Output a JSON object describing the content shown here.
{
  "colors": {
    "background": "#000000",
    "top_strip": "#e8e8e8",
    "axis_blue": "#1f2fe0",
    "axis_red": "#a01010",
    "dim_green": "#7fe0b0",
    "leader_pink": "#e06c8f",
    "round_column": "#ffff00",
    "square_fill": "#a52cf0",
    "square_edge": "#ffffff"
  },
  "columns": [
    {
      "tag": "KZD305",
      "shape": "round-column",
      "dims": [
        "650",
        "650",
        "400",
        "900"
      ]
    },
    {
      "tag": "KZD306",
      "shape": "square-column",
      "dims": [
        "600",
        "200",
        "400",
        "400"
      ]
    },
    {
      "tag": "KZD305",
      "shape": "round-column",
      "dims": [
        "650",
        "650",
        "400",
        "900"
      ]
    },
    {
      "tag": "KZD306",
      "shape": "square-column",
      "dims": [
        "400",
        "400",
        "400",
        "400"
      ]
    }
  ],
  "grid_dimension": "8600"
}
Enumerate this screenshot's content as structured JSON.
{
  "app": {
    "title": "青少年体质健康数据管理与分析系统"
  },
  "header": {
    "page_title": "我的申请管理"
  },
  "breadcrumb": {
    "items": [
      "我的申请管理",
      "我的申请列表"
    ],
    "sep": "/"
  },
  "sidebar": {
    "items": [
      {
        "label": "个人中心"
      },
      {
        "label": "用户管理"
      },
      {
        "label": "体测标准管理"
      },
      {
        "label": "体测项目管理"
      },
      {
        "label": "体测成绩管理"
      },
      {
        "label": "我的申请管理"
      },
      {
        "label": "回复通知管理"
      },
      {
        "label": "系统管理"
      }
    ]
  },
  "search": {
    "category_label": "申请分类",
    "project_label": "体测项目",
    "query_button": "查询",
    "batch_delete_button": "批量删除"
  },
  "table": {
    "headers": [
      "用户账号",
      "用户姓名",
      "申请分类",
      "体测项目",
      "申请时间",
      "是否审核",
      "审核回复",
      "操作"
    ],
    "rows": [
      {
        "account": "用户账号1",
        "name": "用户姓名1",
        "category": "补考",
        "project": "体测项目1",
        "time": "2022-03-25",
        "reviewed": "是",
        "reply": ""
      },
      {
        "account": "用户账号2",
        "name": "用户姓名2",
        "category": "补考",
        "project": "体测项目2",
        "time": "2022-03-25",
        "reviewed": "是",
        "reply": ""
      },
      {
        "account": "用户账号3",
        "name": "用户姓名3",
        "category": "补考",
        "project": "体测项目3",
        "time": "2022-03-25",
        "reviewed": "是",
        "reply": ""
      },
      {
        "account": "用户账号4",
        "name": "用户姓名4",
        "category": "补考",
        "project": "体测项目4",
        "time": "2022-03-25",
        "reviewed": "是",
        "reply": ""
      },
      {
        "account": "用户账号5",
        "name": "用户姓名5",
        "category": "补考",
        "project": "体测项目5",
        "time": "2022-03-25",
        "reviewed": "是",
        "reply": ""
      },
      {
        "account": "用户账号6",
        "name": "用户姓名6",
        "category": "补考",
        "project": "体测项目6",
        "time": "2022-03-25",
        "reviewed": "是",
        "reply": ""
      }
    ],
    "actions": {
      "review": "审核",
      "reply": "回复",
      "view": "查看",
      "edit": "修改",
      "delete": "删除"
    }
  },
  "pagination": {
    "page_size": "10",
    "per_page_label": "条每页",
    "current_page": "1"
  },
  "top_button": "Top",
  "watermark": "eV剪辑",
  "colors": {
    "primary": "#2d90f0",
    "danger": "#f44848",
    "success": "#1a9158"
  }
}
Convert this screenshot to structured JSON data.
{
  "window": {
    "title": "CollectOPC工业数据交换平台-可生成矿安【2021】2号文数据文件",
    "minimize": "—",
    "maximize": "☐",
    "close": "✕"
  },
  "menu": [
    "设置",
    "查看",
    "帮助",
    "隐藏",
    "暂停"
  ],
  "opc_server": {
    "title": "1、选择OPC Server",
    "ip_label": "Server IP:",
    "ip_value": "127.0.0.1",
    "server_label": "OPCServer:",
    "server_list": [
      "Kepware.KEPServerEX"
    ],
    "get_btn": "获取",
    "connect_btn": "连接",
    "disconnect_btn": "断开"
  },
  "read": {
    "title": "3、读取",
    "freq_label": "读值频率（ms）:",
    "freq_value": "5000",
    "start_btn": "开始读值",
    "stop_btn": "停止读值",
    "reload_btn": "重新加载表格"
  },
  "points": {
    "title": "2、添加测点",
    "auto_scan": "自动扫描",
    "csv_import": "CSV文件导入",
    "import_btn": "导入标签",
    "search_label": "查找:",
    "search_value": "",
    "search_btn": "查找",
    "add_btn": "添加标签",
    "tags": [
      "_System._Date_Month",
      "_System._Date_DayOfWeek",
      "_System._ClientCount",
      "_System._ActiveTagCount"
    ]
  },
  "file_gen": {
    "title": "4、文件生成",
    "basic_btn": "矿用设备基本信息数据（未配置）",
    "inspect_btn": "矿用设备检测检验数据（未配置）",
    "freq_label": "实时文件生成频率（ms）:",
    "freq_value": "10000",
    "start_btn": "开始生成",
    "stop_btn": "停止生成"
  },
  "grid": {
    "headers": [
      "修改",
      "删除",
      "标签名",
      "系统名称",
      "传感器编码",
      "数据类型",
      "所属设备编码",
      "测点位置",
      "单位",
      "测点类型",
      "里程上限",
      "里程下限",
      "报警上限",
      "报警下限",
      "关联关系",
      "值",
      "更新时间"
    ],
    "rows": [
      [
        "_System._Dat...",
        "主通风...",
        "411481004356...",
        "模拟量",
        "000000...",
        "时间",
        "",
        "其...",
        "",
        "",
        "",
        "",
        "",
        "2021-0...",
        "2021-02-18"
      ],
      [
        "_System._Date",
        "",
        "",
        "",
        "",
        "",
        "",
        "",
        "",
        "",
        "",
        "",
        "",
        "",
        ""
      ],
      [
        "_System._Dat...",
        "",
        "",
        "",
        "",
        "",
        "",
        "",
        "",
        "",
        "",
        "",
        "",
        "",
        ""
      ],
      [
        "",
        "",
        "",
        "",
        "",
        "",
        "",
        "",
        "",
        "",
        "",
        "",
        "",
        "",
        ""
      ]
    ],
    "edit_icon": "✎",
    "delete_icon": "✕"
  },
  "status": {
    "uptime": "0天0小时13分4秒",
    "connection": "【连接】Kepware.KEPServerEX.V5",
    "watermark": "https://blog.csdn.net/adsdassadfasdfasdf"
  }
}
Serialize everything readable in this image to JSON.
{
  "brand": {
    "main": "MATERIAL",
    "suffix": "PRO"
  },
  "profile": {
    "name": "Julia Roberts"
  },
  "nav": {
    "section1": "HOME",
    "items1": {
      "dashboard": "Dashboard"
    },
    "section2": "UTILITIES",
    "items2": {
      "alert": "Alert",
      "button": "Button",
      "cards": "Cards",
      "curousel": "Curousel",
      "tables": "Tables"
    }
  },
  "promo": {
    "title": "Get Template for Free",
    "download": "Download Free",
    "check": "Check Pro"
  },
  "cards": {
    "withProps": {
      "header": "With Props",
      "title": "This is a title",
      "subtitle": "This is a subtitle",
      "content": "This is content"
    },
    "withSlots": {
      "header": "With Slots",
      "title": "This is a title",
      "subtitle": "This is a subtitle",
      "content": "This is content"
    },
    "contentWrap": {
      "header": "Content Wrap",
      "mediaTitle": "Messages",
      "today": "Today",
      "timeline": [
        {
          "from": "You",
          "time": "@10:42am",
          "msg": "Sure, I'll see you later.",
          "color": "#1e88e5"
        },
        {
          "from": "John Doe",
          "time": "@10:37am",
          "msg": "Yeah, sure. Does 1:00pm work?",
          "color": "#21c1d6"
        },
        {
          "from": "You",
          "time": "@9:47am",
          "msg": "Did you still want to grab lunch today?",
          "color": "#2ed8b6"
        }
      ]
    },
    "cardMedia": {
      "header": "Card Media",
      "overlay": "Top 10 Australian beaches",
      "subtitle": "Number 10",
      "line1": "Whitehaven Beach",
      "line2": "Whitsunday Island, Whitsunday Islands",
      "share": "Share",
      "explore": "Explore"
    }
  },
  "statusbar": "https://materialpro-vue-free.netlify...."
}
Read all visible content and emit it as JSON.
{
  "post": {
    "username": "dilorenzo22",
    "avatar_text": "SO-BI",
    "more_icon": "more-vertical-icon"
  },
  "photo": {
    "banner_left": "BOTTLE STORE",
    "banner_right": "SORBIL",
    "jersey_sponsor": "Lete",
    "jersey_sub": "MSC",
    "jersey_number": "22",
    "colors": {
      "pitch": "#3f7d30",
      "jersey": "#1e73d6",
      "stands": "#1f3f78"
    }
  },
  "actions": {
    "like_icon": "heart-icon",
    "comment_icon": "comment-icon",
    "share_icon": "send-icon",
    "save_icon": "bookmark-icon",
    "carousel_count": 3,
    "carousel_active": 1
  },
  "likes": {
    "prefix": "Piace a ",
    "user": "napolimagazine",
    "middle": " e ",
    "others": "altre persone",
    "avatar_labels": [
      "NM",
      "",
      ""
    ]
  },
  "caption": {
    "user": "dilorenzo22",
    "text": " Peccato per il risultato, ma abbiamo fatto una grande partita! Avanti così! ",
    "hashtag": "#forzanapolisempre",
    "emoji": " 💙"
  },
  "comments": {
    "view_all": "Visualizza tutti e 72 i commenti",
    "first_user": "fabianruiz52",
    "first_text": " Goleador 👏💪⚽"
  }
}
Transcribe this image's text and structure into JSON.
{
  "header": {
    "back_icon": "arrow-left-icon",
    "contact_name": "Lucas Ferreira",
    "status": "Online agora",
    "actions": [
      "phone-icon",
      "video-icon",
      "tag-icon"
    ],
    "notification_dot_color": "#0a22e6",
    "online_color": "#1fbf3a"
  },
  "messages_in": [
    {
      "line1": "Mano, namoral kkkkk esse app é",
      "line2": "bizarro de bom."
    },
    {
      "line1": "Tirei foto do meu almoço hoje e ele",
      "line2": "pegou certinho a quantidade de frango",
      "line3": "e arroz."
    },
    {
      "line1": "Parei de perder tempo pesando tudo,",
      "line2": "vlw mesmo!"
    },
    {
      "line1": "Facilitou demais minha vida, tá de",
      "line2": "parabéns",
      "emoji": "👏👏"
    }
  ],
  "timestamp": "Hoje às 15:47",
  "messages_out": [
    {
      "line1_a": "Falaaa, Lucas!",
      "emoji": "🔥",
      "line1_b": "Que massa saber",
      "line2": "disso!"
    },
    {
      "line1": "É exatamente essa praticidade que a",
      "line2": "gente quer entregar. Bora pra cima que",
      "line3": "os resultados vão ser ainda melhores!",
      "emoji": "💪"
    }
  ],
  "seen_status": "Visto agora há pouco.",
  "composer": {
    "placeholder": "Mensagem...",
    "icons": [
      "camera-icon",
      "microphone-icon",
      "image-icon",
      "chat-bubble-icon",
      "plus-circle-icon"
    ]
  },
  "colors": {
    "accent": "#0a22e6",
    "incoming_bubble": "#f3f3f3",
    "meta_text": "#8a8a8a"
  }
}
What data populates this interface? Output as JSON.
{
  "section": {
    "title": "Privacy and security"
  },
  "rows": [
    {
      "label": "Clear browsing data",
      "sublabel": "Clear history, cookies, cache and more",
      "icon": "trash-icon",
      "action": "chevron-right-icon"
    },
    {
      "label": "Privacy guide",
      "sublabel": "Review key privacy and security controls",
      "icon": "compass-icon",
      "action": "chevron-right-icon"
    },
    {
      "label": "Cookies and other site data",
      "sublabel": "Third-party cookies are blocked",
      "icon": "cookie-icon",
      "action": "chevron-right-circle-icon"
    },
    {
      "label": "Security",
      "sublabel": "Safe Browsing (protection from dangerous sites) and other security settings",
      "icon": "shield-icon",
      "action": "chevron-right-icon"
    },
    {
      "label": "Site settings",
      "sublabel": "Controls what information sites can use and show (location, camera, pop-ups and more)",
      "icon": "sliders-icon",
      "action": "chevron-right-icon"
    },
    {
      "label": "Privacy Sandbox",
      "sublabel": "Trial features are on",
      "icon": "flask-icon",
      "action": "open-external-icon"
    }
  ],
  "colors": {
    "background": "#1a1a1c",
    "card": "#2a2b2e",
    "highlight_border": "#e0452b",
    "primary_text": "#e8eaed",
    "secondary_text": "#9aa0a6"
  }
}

━━━━━━━━━━━━━━━━━━━━━━━━━━━━━━

▸ **Objective**: List all lines in the material containing the string "watermark".

▸ **Answer for this exercise**:
  "watermark": "eV剪辑",
    "watermark": "https://blog.csdn.net/adsdassadfasdfasdf"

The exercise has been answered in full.